→ Task details:
Transcribe every line of the records verbatim.

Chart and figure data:
····················

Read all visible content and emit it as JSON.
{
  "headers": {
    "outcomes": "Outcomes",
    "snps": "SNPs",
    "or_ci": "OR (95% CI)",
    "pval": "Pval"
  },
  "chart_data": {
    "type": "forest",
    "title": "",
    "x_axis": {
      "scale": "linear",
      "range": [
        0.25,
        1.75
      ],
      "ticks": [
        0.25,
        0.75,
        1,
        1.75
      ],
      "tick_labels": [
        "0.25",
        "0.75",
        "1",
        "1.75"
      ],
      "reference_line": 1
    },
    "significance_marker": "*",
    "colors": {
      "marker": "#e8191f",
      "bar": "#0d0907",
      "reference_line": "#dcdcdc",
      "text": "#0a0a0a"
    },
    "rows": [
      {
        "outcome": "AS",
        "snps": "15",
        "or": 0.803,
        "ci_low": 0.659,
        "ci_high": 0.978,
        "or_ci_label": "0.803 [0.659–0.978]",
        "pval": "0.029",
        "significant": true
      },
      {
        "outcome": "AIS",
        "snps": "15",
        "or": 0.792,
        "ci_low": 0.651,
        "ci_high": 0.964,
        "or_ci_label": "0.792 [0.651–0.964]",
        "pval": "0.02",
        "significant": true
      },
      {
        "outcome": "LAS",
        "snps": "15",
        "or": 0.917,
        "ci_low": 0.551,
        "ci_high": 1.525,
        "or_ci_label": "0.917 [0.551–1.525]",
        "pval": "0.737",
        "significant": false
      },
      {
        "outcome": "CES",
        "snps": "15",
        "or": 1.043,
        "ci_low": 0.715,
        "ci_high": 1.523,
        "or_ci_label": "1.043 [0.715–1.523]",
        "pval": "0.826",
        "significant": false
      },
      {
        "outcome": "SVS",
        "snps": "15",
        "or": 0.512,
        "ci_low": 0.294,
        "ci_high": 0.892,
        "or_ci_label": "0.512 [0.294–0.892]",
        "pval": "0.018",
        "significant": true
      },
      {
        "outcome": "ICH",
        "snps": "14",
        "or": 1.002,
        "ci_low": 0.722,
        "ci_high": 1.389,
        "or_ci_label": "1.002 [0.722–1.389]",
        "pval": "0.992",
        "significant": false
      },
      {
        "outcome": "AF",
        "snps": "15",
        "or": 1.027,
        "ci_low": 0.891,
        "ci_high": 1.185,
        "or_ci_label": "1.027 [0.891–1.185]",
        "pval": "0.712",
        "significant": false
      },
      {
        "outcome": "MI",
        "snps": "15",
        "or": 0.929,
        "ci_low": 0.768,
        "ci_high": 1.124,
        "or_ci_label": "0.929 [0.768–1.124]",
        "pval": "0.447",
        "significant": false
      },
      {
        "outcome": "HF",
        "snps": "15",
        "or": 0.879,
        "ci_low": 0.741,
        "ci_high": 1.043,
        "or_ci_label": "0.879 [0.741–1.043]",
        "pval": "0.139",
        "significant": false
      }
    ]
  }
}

····················

→ Response to this exercise:
Read all visible content and emit it as JSON.
{
  "headers": {
    "outcomes": "Outcomes",
    "snps": "SNPs",
    "or_ci": "OR (95% CI)",
    "pval": "Pval"
  },
  "chart_data": {
    "type": "forest",
    "title": "",
    "x_axis": {
      "scale": "linear",
      "range": [
        0.25,
        1.75
      ],
      "ticks": [
        0.25,
        0.75,
        1,
        1.75
      ],
      "tick_labels": [
        "0.25",
        "0.75",
        "1",
        "1.75"
      ],
      "reference_line": 1
    },
    "significance_marker": "*",
    "colors": {
      "marker": "#e8191f",
      "bar": "#0d0907",
      "reference_line": "#dcdcdc",
      "text": "#0a0a0a"
    },
    "rows": [
      {
        "outcome": "AS",
        "snps": "15",
        "or": 0.803,
        "ci_low": 0.659,
        "ci_high": 0.978,
        "or_ci_label": "0.803 [0.659–0.978]",
        "pval": "0.029",
        "significant": true
      },
      {
        "outcome": "AIS",
        "snps": "15",
        "or": 0.792,
        "ci_low": 0.651,
        "ci_high": 0.964,
        "or_ci_label": "0.792 [0.651–0.964]",
        "pval": "0.02",
        "significant": true
      },
      {
        "outcome": "LAS",
        "snps": "15",
        "or": 0.917,
        "ci_low": 0.551,
        "ci_high": 1.525,
        "or_ci_label": "0.917 [0.551–1.525]",
        "pval": "0.737",
        "significant": false
      },
      {
        "outcome": "CES",
        "snps": "15",
        "or": 1.043,
        "ci_low": 0.715,
        "ci_high": 1.523,
        "or_ci_label": "1.043 [0.715–1.523]",
        "pval": "0.826",
        "significant": false
      },
      {
        "outcome": "SVS",
        "snps": "15",
        "or": 0.512,
        "ci_low": 0.294,
        "ci_high": 0.892,
        "or_ci_label": "0.512 [0.294–0.892]",
        "pval": "0.018",
        "significant": true
      },
      {
        "outcome": "ICH",
        "snps": "14",
        "or": 1.002,
        "ci_low": 0.722,
        "ci_high": 1.389,
        "or_ci_label": "1.002 [0.722–1.389]",
        "pval": "0.992",
        "significant": false
      },
      {
        "outcome": "AF",
        "snps": "15",
        "or": 1.027,
        "ci_low": 0.891,
        "ci_high": 1.185,
        "or_ci_label": "1.027 [0.891–1.185]",
        "pval": "0.712",
        "significant": false
      },
      {
        "outcome": "MI",
        "snps": "15",
        "or": 0.929,
        "ci_low": 0.768,
        "ci_high": 1.124,
        "or_ci_label": "0.929 [0.768–1.124]",
        "pval": "0.447",
        "significant": false
      },
      {
        "outcome": "HF",
        "snps": "15",
        "or": 0.879,
        "ci_low": 0.741,
        "ci_high": 1.043,
        "or_ci_label": "0.879 [0.741–1.043]",
        "pval": "0.139",
        "significant": false
      }
    ]
  }
}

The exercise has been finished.